Extracted data entries
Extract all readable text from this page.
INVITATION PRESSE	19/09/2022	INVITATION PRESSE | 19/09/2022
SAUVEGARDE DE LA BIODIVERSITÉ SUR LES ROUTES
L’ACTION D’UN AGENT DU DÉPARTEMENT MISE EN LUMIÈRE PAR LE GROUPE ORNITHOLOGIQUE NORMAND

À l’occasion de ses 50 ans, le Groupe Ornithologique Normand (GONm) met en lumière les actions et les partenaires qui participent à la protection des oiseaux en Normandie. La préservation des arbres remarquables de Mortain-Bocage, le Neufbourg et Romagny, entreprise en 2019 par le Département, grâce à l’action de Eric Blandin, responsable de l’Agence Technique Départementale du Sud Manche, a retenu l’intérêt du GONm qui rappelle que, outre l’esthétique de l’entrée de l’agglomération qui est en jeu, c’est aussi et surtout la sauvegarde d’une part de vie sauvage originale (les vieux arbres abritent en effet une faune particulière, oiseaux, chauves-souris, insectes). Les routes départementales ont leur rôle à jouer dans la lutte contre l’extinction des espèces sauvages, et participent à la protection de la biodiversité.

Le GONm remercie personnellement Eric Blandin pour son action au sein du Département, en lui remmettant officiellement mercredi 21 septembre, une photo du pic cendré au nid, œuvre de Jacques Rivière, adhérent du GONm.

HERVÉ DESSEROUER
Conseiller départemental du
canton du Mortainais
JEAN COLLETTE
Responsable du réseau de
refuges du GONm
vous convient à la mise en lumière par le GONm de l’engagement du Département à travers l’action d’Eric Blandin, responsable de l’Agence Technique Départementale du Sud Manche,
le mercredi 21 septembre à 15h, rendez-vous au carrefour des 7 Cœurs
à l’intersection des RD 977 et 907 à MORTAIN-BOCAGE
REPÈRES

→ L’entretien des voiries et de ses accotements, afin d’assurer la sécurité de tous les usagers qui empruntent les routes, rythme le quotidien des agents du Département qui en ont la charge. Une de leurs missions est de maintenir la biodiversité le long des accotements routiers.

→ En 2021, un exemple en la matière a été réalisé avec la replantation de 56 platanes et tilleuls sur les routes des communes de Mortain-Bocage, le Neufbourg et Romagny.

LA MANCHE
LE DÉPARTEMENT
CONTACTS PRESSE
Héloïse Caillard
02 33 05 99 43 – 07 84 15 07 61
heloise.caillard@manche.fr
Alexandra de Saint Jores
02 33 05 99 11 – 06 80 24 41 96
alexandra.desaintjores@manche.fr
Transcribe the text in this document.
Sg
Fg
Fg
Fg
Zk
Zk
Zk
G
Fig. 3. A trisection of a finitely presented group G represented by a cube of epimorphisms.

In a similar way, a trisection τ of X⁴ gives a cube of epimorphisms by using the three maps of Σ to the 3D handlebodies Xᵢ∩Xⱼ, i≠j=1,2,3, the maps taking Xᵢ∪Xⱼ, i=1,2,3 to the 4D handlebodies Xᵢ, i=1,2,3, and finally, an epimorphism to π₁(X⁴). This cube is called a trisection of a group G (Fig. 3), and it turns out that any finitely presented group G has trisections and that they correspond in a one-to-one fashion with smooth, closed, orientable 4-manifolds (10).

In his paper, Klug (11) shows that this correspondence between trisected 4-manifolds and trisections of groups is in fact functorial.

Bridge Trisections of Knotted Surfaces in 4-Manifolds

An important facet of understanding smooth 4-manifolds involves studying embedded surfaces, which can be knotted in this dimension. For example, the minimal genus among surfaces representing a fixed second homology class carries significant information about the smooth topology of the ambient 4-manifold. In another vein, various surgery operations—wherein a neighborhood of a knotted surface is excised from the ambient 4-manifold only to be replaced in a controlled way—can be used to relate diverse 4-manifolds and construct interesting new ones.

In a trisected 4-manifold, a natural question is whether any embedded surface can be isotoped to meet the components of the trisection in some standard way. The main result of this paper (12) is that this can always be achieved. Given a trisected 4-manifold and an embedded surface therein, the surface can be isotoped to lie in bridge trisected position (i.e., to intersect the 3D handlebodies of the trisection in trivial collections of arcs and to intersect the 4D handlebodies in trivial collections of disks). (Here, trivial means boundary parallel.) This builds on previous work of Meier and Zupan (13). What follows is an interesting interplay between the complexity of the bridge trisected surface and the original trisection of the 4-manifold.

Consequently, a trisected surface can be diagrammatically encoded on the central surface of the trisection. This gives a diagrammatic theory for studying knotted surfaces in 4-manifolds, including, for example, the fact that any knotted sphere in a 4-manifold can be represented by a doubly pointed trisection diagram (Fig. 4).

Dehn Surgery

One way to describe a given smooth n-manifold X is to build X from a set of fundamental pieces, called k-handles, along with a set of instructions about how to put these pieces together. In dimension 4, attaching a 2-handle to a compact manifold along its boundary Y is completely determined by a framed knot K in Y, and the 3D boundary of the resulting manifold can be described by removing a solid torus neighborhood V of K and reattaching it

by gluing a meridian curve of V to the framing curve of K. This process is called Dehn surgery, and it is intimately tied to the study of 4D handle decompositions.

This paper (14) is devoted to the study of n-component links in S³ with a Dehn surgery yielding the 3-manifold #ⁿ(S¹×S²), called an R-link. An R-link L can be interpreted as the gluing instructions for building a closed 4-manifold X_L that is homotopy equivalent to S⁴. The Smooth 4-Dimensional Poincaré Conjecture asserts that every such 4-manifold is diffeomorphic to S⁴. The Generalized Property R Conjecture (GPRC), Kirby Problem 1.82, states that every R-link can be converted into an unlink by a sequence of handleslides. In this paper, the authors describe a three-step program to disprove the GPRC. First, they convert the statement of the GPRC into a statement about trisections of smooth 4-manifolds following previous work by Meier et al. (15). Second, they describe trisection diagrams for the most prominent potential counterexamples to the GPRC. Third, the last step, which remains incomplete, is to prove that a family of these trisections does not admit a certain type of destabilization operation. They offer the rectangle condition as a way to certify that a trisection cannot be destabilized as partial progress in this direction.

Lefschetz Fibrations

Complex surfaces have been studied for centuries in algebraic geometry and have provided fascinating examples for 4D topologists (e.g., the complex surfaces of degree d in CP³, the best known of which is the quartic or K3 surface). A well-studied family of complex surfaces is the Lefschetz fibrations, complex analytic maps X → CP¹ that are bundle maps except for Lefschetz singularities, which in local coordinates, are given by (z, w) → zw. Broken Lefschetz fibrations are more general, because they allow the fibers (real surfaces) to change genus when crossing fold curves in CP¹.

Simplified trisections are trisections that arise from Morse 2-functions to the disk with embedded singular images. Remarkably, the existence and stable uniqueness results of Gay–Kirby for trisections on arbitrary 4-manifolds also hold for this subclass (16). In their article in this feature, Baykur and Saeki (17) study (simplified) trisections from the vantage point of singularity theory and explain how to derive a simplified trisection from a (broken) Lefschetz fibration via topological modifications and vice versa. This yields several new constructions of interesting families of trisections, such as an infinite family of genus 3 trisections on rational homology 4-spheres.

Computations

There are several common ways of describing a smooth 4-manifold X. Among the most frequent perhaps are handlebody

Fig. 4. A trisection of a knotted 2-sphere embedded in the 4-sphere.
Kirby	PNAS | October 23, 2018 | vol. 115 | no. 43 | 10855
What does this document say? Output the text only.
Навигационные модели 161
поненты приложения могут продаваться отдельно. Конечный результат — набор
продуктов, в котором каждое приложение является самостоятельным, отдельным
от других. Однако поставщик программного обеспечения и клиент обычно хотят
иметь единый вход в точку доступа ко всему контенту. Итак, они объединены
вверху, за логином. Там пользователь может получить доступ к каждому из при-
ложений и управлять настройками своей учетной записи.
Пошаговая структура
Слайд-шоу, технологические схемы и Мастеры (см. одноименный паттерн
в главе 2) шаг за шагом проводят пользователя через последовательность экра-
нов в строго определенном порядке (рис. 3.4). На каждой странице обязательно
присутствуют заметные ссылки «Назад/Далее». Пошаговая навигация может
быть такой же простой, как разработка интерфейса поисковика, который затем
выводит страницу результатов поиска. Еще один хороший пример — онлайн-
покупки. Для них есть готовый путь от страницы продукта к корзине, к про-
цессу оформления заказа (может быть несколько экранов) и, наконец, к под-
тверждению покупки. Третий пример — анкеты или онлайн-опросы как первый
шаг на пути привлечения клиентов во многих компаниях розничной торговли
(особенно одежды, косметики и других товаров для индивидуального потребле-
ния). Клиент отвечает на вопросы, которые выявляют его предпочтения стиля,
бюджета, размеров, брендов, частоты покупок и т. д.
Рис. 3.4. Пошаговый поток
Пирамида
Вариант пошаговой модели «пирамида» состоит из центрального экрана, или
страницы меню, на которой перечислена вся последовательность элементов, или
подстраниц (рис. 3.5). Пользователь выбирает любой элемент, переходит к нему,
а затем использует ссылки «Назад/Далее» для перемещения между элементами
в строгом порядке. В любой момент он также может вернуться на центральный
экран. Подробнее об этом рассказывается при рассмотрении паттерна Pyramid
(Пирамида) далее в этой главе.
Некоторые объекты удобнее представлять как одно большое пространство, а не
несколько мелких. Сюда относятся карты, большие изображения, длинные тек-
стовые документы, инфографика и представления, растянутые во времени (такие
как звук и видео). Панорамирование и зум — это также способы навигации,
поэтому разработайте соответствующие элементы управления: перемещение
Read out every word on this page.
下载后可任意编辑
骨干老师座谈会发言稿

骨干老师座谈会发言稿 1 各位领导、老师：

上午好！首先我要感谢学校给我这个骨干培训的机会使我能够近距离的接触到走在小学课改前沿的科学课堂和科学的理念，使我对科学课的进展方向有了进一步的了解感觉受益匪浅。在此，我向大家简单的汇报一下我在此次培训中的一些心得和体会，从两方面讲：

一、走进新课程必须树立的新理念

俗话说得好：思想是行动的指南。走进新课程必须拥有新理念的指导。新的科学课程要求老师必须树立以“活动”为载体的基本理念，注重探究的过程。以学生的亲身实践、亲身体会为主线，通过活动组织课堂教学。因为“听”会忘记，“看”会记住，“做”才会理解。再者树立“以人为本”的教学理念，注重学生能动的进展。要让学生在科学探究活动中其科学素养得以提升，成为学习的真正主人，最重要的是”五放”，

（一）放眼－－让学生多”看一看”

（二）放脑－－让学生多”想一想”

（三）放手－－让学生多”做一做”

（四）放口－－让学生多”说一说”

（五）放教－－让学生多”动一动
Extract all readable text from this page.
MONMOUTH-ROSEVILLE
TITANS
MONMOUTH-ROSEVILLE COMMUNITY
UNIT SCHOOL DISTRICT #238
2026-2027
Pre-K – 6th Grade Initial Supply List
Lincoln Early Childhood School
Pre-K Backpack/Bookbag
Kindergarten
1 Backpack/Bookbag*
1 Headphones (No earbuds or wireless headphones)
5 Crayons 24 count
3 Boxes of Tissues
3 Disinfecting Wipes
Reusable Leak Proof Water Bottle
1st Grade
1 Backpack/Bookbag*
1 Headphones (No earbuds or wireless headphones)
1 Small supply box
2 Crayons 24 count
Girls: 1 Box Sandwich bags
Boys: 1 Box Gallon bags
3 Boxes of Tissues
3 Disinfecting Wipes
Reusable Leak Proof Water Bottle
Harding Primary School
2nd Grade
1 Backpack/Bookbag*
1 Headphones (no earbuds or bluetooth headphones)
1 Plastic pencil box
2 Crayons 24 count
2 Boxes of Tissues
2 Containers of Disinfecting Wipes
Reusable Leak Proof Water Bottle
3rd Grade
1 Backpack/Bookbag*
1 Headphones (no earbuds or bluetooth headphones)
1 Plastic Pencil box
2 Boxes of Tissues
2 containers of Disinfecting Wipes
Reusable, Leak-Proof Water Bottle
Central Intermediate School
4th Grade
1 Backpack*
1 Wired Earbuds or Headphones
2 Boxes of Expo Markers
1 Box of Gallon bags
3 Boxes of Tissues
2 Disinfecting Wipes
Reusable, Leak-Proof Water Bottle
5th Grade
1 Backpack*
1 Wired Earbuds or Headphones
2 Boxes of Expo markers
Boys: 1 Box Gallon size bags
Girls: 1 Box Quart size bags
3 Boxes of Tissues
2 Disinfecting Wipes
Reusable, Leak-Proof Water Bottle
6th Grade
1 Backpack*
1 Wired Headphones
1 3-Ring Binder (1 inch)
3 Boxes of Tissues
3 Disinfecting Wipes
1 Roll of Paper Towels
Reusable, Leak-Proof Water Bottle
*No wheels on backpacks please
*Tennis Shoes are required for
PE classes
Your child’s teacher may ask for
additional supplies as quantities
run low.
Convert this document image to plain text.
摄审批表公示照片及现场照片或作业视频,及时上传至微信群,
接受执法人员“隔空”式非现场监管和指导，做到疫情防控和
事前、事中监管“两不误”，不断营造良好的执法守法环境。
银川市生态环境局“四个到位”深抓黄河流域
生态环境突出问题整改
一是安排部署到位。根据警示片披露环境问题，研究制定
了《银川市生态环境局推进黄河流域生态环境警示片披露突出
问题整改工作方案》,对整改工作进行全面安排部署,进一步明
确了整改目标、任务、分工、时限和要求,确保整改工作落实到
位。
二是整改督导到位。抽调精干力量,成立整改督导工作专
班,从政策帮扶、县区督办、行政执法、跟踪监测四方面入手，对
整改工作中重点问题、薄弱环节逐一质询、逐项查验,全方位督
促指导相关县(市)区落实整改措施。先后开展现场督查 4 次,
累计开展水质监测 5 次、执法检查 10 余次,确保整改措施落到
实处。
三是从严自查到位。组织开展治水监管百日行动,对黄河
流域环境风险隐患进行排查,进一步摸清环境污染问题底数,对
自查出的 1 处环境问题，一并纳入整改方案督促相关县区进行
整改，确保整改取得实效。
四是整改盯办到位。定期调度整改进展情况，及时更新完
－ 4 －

_EXERCISE BRIEF:_
Pull out every line holding "Gallon" from the records above, and copy it.

_WRITTEN REPLY:_
Boys: 1 Box Gallon bags
1 Box of Gallon bags
Boys: 1 Box Gallon size bags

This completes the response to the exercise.